* Start Listed records *

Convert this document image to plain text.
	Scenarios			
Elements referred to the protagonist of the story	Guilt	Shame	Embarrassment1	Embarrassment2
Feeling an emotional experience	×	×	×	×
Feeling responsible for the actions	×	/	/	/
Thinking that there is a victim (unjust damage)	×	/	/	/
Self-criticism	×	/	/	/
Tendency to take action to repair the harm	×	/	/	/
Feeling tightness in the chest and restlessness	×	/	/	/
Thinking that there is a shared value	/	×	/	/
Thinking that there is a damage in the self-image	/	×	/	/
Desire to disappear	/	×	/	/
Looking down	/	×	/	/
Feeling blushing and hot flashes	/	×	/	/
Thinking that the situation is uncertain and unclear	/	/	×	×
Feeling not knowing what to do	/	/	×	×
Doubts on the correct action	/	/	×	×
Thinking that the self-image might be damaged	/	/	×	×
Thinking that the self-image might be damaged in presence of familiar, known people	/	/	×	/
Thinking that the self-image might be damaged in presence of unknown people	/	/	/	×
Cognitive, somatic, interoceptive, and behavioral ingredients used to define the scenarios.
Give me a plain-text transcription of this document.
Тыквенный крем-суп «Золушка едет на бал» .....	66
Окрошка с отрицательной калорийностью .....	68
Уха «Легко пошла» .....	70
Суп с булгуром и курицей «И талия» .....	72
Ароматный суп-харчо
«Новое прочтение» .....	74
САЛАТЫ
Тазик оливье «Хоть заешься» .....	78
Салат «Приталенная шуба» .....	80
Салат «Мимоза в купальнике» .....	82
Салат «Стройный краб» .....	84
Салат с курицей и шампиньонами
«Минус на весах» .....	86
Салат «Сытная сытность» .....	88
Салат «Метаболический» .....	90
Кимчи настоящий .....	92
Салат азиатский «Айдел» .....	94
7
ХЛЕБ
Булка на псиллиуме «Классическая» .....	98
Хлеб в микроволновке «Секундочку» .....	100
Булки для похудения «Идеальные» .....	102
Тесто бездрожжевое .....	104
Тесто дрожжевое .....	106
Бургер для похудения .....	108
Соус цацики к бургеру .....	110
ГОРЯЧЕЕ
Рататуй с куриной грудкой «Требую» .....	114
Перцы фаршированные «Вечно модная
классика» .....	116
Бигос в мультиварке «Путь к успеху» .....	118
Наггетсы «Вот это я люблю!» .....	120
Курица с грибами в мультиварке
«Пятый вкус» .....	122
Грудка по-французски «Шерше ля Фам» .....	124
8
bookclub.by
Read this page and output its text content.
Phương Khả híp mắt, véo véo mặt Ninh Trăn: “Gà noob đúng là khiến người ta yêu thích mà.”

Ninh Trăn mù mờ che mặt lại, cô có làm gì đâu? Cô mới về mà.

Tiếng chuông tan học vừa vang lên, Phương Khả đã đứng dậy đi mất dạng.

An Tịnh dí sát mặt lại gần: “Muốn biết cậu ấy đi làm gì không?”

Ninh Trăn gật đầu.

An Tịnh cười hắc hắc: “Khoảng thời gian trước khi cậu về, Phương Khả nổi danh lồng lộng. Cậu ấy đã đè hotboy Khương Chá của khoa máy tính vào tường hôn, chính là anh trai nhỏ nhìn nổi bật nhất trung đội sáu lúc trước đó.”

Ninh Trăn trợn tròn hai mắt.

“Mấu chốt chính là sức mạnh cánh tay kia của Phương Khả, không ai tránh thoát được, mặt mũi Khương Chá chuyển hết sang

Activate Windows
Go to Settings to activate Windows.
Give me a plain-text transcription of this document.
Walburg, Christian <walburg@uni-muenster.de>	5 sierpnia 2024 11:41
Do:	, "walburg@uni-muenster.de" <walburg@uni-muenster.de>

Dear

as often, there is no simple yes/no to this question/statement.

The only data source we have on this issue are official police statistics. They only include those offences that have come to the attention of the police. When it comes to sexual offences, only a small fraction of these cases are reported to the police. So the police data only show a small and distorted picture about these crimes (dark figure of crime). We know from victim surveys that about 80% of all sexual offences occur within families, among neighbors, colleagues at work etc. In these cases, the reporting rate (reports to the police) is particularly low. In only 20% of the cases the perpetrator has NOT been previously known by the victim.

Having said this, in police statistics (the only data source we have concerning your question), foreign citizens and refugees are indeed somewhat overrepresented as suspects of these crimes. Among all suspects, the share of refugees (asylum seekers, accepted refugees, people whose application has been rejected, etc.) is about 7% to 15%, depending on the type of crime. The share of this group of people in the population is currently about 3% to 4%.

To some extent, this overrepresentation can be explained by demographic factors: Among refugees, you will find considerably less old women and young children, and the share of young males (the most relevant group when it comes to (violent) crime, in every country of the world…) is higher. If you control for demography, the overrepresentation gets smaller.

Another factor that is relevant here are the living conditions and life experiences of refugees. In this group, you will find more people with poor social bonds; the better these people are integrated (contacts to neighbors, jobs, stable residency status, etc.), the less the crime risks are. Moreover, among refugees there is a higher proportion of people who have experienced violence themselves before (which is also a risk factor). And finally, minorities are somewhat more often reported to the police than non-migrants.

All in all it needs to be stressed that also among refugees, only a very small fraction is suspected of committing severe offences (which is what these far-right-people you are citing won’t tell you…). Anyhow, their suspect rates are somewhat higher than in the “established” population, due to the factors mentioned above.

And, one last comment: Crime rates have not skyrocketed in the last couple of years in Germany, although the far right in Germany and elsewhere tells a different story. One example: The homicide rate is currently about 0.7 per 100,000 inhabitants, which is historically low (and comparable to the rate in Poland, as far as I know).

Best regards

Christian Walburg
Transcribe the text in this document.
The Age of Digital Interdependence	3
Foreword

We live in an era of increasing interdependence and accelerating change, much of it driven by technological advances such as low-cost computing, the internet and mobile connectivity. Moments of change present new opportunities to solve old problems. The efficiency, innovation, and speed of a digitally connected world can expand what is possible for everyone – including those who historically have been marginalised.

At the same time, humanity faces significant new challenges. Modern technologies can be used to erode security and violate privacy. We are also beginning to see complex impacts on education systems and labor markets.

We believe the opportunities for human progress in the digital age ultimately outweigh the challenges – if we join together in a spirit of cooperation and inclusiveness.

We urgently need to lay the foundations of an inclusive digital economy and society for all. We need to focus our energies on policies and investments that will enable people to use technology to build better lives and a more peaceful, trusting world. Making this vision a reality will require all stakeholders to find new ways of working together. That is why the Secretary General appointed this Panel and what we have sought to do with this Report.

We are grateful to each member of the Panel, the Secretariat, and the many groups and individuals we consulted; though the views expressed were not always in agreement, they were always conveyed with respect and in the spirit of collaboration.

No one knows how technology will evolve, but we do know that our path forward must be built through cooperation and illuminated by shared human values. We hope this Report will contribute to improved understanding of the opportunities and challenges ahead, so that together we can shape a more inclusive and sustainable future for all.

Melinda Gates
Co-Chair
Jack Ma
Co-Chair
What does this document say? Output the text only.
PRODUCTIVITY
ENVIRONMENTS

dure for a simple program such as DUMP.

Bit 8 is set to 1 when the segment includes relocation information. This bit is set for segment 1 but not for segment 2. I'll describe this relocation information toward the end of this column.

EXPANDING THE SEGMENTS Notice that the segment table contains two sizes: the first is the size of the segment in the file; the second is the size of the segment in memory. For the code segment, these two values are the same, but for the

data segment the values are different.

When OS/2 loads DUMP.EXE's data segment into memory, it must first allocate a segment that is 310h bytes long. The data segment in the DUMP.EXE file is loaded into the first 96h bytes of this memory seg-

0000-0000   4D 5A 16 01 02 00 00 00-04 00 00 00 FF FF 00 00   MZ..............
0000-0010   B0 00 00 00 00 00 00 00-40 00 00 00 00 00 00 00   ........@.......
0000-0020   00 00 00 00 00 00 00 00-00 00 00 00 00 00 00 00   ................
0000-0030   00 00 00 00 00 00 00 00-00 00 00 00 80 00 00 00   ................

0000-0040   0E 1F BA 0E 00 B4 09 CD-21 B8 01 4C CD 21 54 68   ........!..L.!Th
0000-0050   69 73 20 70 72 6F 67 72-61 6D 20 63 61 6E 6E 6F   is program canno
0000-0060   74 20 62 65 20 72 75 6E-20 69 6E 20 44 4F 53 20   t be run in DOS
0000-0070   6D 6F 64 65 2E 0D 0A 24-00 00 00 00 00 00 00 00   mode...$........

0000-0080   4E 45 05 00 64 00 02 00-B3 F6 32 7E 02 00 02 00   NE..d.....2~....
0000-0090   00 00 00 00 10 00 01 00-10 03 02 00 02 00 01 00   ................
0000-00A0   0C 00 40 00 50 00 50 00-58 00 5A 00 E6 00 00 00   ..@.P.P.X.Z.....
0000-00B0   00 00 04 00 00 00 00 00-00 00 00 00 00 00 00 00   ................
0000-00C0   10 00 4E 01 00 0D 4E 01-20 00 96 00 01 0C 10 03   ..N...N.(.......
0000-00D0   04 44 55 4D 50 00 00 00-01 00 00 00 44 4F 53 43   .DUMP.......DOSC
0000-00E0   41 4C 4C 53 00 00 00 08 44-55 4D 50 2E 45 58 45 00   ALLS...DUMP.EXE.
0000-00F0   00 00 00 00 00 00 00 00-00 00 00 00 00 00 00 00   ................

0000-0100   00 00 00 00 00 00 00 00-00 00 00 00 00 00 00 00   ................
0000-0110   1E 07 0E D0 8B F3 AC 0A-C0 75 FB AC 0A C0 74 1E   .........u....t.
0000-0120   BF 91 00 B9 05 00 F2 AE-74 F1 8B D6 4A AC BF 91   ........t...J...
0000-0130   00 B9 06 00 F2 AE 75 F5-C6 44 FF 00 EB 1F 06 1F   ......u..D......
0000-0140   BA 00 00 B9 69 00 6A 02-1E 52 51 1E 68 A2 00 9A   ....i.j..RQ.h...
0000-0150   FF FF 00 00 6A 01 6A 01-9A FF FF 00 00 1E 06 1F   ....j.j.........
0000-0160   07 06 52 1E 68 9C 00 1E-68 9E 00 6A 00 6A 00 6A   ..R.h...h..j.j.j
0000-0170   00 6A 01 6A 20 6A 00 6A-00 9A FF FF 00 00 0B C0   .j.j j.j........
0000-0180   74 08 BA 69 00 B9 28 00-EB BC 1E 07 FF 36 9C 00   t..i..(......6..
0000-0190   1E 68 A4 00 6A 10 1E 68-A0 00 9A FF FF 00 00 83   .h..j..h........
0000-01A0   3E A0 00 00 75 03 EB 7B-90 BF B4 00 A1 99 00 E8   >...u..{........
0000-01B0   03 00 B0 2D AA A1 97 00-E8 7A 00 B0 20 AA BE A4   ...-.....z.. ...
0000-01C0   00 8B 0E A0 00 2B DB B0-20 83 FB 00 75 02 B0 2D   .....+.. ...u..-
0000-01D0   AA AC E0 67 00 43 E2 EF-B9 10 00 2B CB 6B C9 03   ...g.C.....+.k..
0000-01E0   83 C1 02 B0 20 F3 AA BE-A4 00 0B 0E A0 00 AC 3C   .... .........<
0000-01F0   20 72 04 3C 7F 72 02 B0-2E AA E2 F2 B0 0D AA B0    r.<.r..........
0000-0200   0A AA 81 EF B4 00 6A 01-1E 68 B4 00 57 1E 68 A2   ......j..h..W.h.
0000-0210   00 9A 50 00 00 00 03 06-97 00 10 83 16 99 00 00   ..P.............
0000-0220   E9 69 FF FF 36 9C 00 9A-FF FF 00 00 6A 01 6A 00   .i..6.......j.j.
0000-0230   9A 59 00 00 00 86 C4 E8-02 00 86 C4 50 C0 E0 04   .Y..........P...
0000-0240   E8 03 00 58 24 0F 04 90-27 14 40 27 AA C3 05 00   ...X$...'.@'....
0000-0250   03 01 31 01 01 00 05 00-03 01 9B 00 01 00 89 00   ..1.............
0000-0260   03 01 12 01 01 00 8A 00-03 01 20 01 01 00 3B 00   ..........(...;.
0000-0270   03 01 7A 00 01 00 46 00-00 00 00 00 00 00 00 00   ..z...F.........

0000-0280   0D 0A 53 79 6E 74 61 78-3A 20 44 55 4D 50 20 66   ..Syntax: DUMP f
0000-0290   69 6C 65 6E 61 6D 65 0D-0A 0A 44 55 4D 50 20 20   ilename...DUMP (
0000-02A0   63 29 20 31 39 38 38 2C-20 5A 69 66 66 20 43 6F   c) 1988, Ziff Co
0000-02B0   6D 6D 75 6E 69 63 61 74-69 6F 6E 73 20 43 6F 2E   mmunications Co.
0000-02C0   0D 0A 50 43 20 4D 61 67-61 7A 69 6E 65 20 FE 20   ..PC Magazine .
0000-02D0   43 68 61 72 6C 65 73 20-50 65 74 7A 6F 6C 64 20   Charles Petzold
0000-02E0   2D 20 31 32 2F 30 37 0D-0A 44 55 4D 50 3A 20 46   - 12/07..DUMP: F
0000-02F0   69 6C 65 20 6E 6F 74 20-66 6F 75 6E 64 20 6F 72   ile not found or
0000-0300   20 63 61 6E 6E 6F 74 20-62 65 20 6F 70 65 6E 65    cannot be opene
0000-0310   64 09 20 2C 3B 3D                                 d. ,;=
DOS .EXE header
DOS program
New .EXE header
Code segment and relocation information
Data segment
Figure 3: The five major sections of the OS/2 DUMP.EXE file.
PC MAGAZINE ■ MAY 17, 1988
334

* End Listed records *

* **What needs to be done**: Filter the data for the string "Khương" and copy every line that has it.

* **Answer in full**:
An Tịnh cười hắc hắc: “Khoảng thời gian trước khi cậu về, Phương Khả nổi danh lồng lộng. Cậu ấy đã đè hotboy Khương Chá của khoa máy tính vào tường hôn, chính là anh trai nhỏ nhìn nổi bật nhất trung đội sáu lúc trước đó.”
“Mấu chốt chính là sức mạnh cánh tay kia của Phương Khả, không ai tránh thoát được, mặt mũi Khương Chá chuyển hết sang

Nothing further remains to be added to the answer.